**Source records**

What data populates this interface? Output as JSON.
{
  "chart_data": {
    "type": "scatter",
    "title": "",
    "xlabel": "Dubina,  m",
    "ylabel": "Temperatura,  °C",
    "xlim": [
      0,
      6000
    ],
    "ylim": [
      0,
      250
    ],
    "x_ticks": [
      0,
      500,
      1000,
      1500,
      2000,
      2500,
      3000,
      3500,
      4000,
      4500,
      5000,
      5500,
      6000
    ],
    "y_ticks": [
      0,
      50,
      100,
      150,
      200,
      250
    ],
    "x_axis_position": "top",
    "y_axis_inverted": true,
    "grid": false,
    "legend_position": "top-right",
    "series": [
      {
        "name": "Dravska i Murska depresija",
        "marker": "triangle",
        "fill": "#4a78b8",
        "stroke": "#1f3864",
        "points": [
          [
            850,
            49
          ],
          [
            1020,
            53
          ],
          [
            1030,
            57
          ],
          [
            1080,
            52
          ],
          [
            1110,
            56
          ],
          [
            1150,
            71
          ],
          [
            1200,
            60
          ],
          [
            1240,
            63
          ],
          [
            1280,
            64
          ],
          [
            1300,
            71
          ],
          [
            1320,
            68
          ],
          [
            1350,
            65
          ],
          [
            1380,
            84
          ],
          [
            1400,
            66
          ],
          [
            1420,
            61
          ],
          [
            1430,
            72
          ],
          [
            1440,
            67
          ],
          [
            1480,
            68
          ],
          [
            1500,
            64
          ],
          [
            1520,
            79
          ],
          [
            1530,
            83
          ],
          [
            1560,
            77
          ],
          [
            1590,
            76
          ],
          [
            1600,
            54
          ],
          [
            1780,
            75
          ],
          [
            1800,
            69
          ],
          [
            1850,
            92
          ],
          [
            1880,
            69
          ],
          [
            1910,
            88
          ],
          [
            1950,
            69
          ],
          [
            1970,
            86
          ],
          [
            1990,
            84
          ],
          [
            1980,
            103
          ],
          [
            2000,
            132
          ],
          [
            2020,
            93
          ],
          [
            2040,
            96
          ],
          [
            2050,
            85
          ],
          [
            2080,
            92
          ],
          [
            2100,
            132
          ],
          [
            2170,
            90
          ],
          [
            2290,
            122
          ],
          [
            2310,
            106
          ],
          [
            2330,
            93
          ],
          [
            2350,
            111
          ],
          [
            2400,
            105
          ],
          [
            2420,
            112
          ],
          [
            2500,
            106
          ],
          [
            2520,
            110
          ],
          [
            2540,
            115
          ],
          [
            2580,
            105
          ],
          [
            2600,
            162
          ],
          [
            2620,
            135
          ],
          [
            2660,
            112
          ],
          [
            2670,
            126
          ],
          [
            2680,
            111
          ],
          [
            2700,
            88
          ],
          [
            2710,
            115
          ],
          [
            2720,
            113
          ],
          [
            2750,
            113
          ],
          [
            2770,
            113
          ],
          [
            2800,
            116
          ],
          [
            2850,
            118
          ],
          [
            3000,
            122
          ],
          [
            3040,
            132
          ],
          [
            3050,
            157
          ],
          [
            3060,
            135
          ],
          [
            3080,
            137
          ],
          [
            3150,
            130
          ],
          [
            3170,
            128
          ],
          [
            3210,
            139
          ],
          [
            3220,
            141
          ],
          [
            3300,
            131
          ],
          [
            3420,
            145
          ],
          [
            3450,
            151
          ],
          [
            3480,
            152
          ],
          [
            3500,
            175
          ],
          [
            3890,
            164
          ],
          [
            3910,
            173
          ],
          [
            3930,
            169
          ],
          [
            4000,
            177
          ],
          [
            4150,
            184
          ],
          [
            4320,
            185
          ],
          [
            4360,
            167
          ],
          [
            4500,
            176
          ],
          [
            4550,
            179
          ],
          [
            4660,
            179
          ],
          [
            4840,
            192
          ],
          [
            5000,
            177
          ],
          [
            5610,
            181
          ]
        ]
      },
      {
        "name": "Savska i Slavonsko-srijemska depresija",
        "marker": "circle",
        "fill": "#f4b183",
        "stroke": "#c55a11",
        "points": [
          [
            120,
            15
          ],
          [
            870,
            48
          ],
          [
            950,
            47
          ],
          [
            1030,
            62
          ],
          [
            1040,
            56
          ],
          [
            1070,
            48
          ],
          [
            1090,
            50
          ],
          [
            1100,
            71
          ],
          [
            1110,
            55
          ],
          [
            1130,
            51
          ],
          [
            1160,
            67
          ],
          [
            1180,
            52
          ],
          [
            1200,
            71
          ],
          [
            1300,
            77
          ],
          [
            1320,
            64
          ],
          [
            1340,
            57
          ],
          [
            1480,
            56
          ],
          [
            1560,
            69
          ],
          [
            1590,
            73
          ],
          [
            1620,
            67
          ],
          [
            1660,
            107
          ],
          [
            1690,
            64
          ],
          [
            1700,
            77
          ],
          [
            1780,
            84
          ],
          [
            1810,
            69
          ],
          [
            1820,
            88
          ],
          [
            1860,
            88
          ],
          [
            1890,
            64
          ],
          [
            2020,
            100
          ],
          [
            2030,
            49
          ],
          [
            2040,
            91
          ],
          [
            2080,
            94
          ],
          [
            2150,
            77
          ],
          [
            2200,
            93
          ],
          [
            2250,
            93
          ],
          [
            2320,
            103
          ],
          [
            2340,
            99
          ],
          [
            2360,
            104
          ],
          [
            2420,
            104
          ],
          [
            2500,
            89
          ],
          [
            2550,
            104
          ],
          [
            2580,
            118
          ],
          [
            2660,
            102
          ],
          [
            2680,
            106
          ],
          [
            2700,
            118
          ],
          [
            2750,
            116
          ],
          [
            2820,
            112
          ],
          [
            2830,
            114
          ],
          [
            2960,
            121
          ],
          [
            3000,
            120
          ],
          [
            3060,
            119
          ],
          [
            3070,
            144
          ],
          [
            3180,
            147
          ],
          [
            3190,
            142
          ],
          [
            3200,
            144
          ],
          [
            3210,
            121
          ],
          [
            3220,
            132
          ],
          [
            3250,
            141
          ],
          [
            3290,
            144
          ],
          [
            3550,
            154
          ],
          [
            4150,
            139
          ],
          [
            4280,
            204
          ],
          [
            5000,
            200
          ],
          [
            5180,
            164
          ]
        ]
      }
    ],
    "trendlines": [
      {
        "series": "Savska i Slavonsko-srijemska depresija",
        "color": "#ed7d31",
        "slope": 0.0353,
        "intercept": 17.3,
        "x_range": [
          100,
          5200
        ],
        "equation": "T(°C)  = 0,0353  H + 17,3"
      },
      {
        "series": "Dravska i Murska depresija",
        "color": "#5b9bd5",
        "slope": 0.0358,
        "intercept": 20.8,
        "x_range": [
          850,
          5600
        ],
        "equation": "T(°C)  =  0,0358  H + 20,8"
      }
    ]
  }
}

**What the task requires**
Collect each line of the entries that has the word "Murska", copying it in full.

**Output below**
        "name": "Dravska i Murska depresija",
        "series": "Dravska i Murska depresija",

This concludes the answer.